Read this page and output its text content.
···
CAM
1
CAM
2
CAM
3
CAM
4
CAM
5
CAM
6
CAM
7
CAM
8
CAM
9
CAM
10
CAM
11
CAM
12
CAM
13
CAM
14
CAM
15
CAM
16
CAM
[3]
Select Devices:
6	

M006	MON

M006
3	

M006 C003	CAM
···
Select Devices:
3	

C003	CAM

+--

Exercise requirements | Every record above must be duplicated exactly.

Exercise answer |
Read this page and output its text content.
···
CAM
1
CAM
2
CAM
3
CAM
4
CAM
5
CAM
6
CAM
7
CAM
8
CAM
9
CAM
10
CAM
11
CAM
12
CAM
13
CAM
14
CAM
15
CAM
16
CAM
[3]
Select Devices:
6	

M006	MON

M006
3	

M006 C003	CAM
···
Select Devices:
3	

C003	CAM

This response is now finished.